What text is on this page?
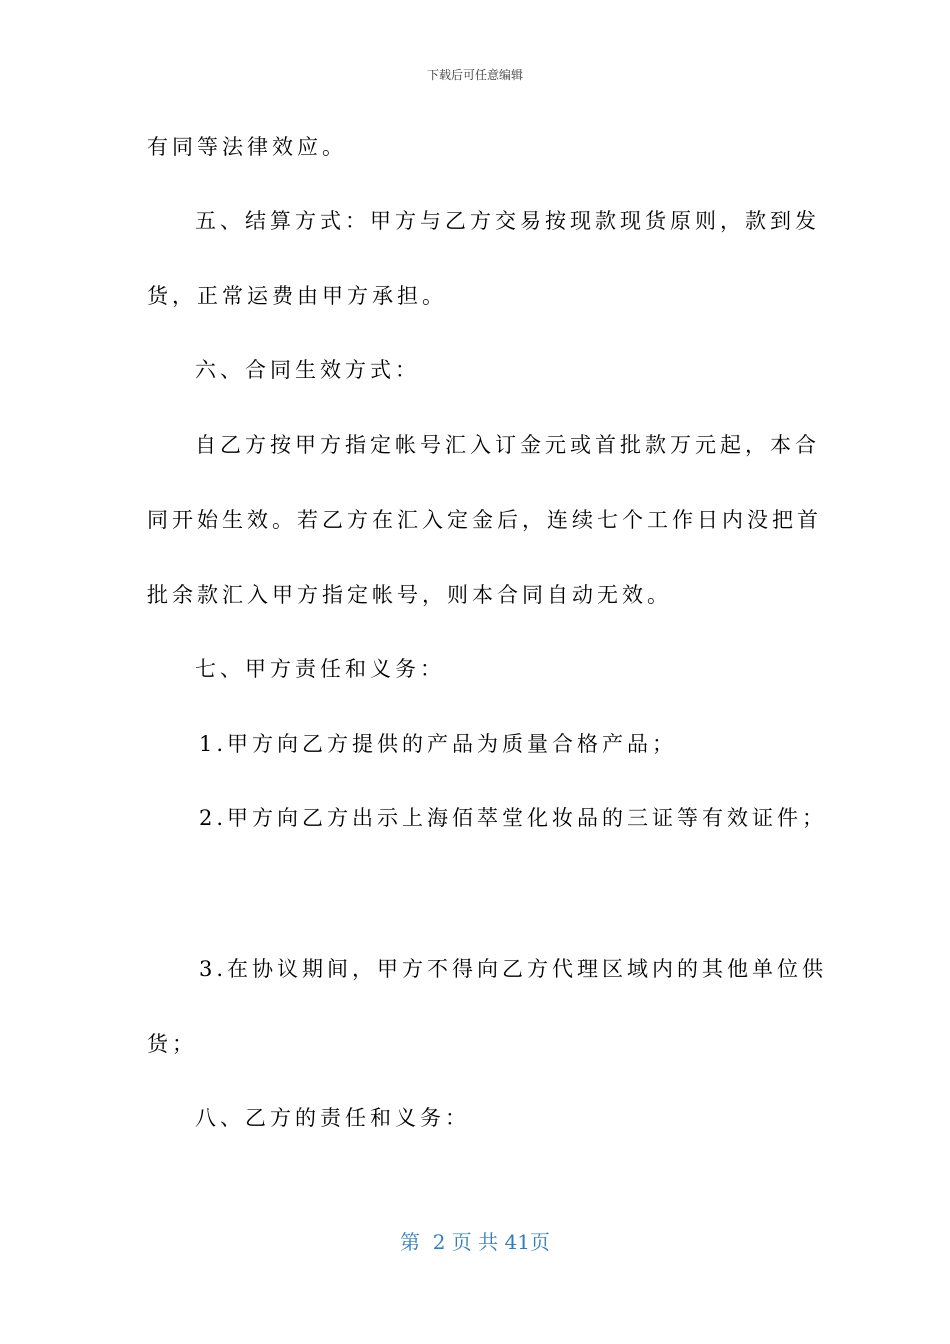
下载后可任意编辑
有同等法律效应。
五、结算方式：甲方与乙方交易按现款现货原则，款到发
货，正常运费由甲方承担。
六、合同生效方式：
自乙方按甲方指定帐号汇入订金元或首批款万元起，本合
同开始生效。若乙方在汇入定金后，连续七个工作日内没把首
批余款汇入甲方指定帐号，则本合同自动无效。
七、甲方责任和义务：
1.甲方向乙方提供的产品为质量合格产品；
2.甲方向乙方出示上海佰萃堂化妆品的三证等有效证件；
3.在协议期间，甲方不得向乙方代理区域内的其他单位供
货；
八、乙方的责任和义务：
第  2 页 共 41页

_ _ _ _ _ _ _

**WRITTEN INSTRUCTION:**
Output every entry verbatim. Pictures do not belong in the copy.

**TASK ANSWER:**
What text is on this page?
下载后可任意编辑
有同等法律效应。
五、结算方式：甲方与乙方交易按现款现货原则，款到发
货，正常运费由甲方承担。
六、合同生效方式：
自乙方按甲方指定帐号汇入订金元或首批款万元起，本合
同开始生效。若乙方在汇入定金后，连续七个工作日内没把首
批余款汇入甲方指定帐号，则本合同自动无效。
七、甲方责任和义务：
1.甲方向乙方提供的产品为质量合格产品；
2.甲方向乙方出示上海佰萃堂化妆品的三证等有效证件；
3.在协议期间，甲方不得向乙方代理区域内的其他单位供
货；
八、乙方的责任和义务：
第  2 页 共 41页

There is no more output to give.